Task data
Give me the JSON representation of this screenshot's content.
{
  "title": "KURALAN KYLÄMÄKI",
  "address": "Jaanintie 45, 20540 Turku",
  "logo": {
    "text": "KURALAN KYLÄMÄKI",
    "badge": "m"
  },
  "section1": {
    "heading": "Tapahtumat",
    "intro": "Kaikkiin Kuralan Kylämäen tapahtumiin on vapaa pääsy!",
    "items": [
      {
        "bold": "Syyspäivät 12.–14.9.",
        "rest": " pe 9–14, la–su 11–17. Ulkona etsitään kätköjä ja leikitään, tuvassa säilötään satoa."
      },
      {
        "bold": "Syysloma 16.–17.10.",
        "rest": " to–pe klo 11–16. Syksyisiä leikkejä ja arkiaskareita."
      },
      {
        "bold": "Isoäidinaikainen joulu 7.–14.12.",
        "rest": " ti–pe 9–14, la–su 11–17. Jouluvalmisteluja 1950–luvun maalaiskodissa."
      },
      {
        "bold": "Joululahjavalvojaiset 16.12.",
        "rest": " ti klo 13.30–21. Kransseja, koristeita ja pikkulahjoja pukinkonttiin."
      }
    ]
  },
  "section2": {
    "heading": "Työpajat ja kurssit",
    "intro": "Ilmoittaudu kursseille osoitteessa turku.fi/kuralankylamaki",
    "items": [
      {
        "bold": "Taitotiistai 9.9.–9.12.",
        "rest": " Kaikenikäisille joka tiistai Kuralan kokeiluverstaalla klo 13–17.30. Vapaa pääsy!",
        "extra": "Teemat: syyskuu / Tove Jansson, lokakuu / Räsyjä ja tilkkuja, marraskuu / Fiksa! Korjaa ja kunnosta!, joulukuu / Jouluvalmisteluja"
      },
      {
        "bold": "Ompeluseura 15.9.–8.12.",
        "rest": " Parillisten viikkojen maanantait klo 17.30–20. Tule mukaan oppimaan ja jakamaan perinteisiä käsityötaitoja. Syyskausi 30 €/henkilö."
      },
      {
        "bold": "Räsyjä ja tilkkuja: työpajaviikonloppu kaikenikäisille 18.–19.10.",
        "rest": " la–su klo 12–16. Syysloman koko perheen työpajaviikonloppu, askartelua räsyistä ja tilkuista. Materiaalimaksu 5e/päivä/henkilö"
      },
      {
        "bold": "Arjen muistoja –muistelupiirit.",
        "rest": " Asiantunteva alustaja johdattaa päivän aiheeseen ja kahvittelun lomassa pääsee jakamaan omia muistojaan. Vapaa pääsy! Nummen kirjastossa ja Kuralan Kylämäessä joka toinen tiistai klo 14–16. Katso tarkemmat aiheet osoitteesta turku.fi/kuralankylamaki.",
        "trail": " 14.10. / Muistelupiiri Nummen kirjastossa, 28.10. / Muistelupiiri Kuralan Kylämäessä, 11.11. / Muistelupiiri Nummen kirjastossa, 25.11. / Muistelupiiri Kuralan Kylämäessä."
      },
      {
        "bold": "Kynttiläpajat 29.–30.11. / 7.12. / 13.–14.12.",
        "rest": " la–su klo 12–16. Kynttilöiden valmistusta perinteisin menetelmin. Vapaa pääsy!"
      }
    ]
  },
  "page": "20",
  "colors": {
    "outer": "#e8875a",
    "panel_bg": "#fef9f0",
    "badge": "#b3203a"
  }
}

Task directions
Each record should come back exactly as written.

Answer in full
Give me the JSON representation of this screenshot's content.
{
  "title": "KURALAN KYLÄMÄKI",
  "address": "Jaanintie 45, 20540 Turku",
  "logo": {
    "text": "KURALAN KYLÄMÄKI",
    "badge": "m"
  },
  "section1": {
    "heading": "Tapahtumat",
    "intro": "Kaikkiin Kuralan Kylämäen tapahtumiin on vapaa pääsy!",
    "items": [
      {
        "bold": "Syyspäivät 12.–14.9.",
        "rest": " pe 9–14, la–su 11–17. Ulkona etsitään kätköjä ja leikitään, tuvassa säilötään satoa."
      },
      {
        "bold": "Syysloma 16.–17.10.",
        "rest": " to–pe klo 11–16. Syksyisiä leikkejä ja arkiaskareita."
      },
      {
        "bold": "Isoäidinaikainen joulu 7.–14.12.",
        "rest": " ti–pe 9–14, la–su 11–17. Jouluvalmisteluja 1950–luvun maalaiskodissa."
      },
      {
        "bold": "Joululahjavalvojaiset 16.12.",
        "rest": " ti klo 13.30–21. Kransseja, koristeita ja pikkulahjoja pukinkonttiin."
      }
    ]
  },
  "section2": {
    "heading": "Työpajat ja kurssit",
    "intro": "Ilmoittaudu kursseille osoitteessa turku.fi/kuralankylamaki",
    "items": [
      {
        "bold": "Taitotiistai 9.9.–9.12.",
        "rest": " Kaikenikäisille joka tiistai Kuralan kokeiluverstaalla klo 13–17.30. Vapaa pääsy!",
        "extra": "Teemat: syyskuu / Tove Jansson, lokakuu / Räsyjä ja tilkkuja, marraskuu / Fiksa! Korjaa ja kunnosta!, joulukuu / Jouluvalmisteluja"
      },
      {
        "bold": "Ompeluseura 15.9.–8.12.",
        "rest": " Parillisten viikkojen maanantait klo 17.30–20. Tule mukaan oppimaan ja jakamaan perinteisiä käsityötaitoja. Syyskausi 30 €/henkilö."
      },
      {
        "bold": "Räsyjä ja tilkkuja: työpajaviikonloppu kaikenikäisille 18.–19.10.",
        "rest": " la–su klo 12–16. Syysloman koko perheen työpajaviikonloppu, askartelua räsyistä ja tilkuista. Materiaalimaksu 5e/päivä/henkilö"
      },
      {
        "bold": "Arjen muistoja –muistelupiirit.",
        "rest": " Asiantunteva alustaja johdattaa päivän aiheeseen ja kahvittelun lomassa pääsee jakamaan omia muistojaan. Vapaa pääsy! Nummen kirjastossa ja Kuralan Kylämäessä joka toinen tiistai klo 14–16. Katso tarkemmat aiheet osoitteesta turku.fi/kuralankylamaki.",
        "trail": " 14.10. / Muistelupiiri Nummen kirjastossa, 28.10. / Muistelupiiri Kuralan Kylämäessä, 11.11. / Muistelupiiri Nummen kirjastossa, 25.11. / Muistelupiiri Kuralan Kylämäessä."
      },
      {
        "bold": "Kynttiläpajat 29.–30.11. / 7.12. / 13.–14.12.",
        "rest": " la–su klo 12–16. Kynttilöiden valmistusta perinteisin menetelmin. Vapaa pääsy!"
      }
    ]
  },
  "page": "20",
  "colors": {
    "outer": "#e8875a",
    "panel_bg": "#fef9f0",
    "badge": "#b3203a"
  }
}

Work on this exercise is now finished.